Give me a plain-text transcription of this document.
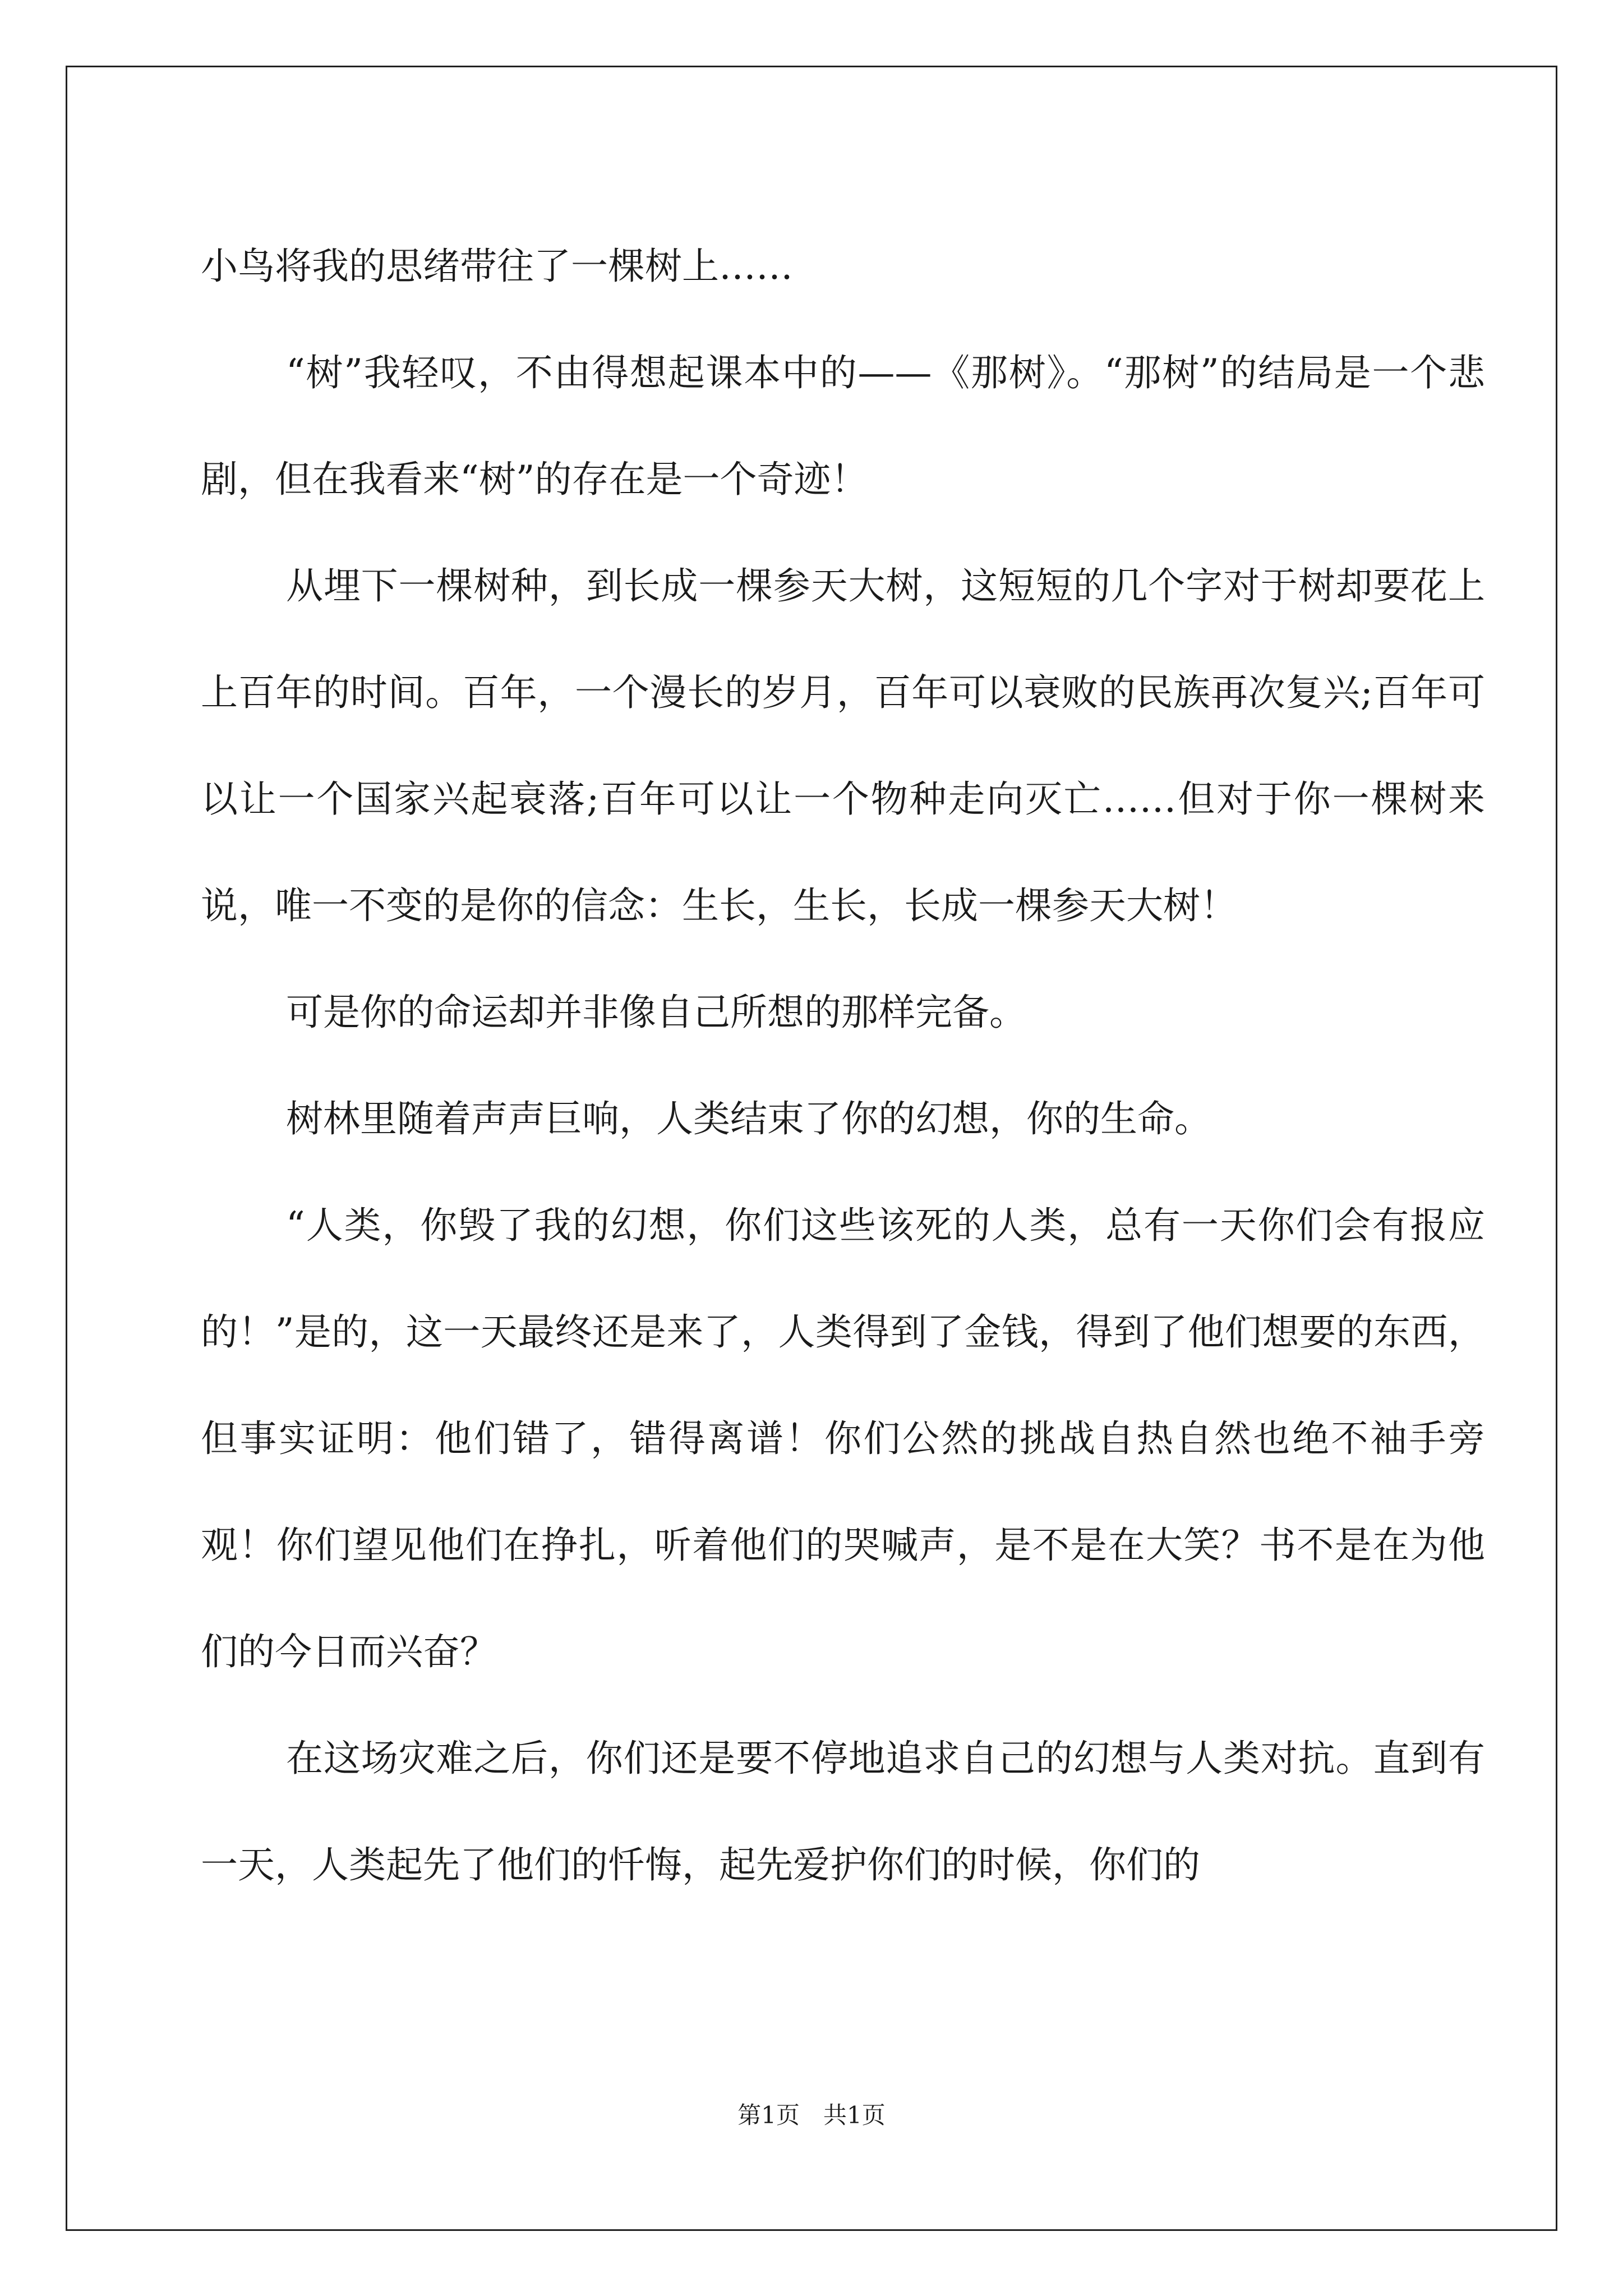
小鸟将我的思绪带往了一棵树上……

“树”我轻叹，不由得想起课本中的——《那树》。“那树”的结局是一个悲剧，但在我看来“树”的存在是一个奇迹！

从埋下一棵树种，到长成一棵参天大树，这短短的几个字对于树却要花上上百年的时间。百年，一个漫长的岁月，百年可以衰败的民族再次复兴;百年可以让一个国家兴起衰落;百年可以让一个物种走向灭亡……但对于你一棵树来说，唯一不变的是你的信念：生长，生长，长成一棵参天大树！

可是你的命运却并非像自己所想的那样完备。

树林里随着声声巨响，人类结束了你的幻想，你的生命。

“人类，你毁了我的幻想，你们这些该死的人类，总有一天你们会有报应的！”是的，这一天最终还是来了，人类得到了金钱，得到了他们想要的东西，但事实证明：他们错了，错得离谱！你们公然的挑战自热自然也绝不袖手旁观！你们望见他们在挣扎，听着他们的哭喊声，是不是在大笑？书不是在为他们的今日而兴奋？

在这场灾难之后，你们还是要不停地追求自己的幻想与人类对抗。直到有一天，人类起先了他们的忏悔，起先爱护你们的时候，你们的

第1页　共1页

--- Exercise ---
Every record must be copied exactly, with images dropped from the result.

--- Exercise result ---
Give me a plain-text transcription of this document.
小鸟将我的思绪带往了一棵树上……

“树”我轻叹，不由得想起课本中的——《那树》。“那树”的结局是一个悲剧，但在我看来“树”的存在是一个奇迹！

从埋下一棵树种，到长成一棵参天大树，这短短的几个字对于树却要花上上百年的时间。百年，一个漫长的岁月，百年可以衰败的民族再次复兴;百年可以让一个国家兴起衰落;百年可以让一个物种走向灭亡……但对于你一棵树来说，唯一不变的是你的信念：生长，生长，长成一棵参天大树！

可是你的命运却并非像自己所想的那样完备。

树林里随着声声巨响，人类结束了你的幻想，你的生命。

“人类，你毁了我的幻想，你们这些该死的人类，总有一天你们会有报应的！”是的，这一天最终还是来了，人类得到了金钱，得到了他们想要的东西，但事实证明：他们错了，错得离谱！你们公然的挑战自热自然也绝不袖手旁观！你们望见他们在挣扎，听着他们的哭喊声，是不是在大笑？书不是在为他们的今日而兴奋？

在这场灾难之后，你们还是要不停地追求自己的幻想与人类对抗。直到有一天，人类起先了他们的忏悔，起先爱护你们的时候，你们的

第1页　共1页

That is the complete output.